◆ Direction ◆
Carry none of the pictures over; write out the complete data exactly.

◆ Source records ◆
======
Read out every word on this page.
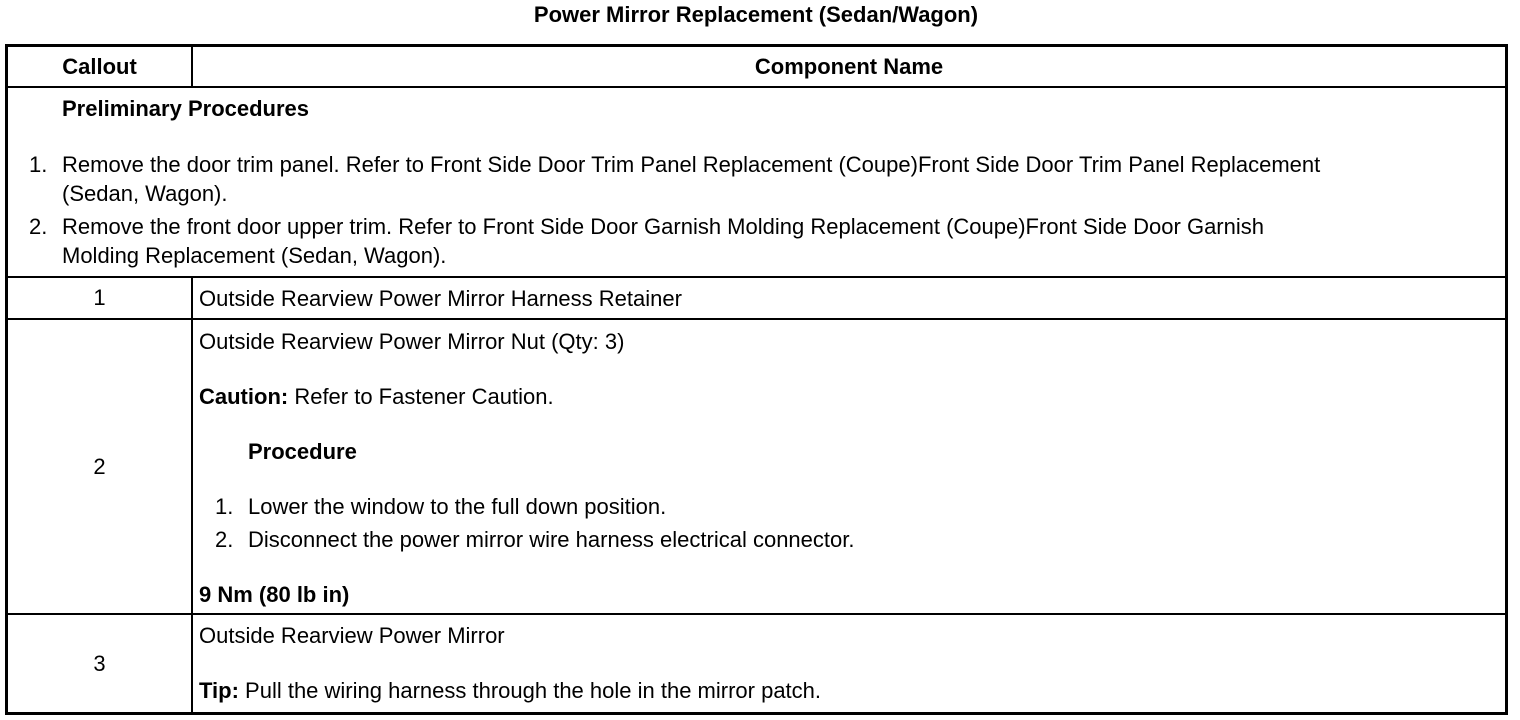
Power Mirror Replacement (Sedan/Wagon)
Callout	Component Name
Preliminary Procedures
1. Remove the door trim panel. Refer to Front Side Door Trim Panel Replacement (Coupe)Front Side Door Trim Panel Replacement
(Sedan, Wagon).
2. Remove the front door upper trim. Refer to Front Side Door Garnish Molding Replacement (Coupe)Front Side Door Garnish
Molding Replacement (Sedan, Wagon).
1	Outside Rearview Power Mirror Harness Retainer
2
Outside Rearview Power Mirror Nut (Qty: 3)
Caution: Refer to Fastener Caution.
Procedure
1. Lower the window to the full down position.
2. Disconnect the power mirror wire harness electrical connector.
9 Nm (80 lb in)
3
Outside Rearview Power Mirror
Tip: Pull the wiring harness through the hole in the mirror patch.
======
◆ Answer to this task ◆
Read out every word on this page.
Power Mirror Replacement (Sedan/Wagon)
Callout	Component Name
Preliminary Procedures
1. Remove the door trim panel. Refer to Front Side Door Trim Panel Replacement (Coupe)Front Side Door Trim Panel Replacement
(Sedan, Wagon).
2. Remove the front door upper trim. Refer to Front Side Door Garnish Molding Replacement (Coupe)Front Side Door Garnish
Molding Replacement (Sedan, Wagon).
1	Outside Rearview Power Mirror Harness Retainer
2
Outside Rearview Power Mirror Nut (Qty: 3)
Caution: Refer to Fastener Caution.
Procedure
1. Lower the window to the full down position.
2. Disconnect the power mirror wire harness electrical connector.
9 Nm (80 lb in)
3
Outside Rearview Power Mirror
Tip: Pull the wiring harness through the hole in the mirror patch.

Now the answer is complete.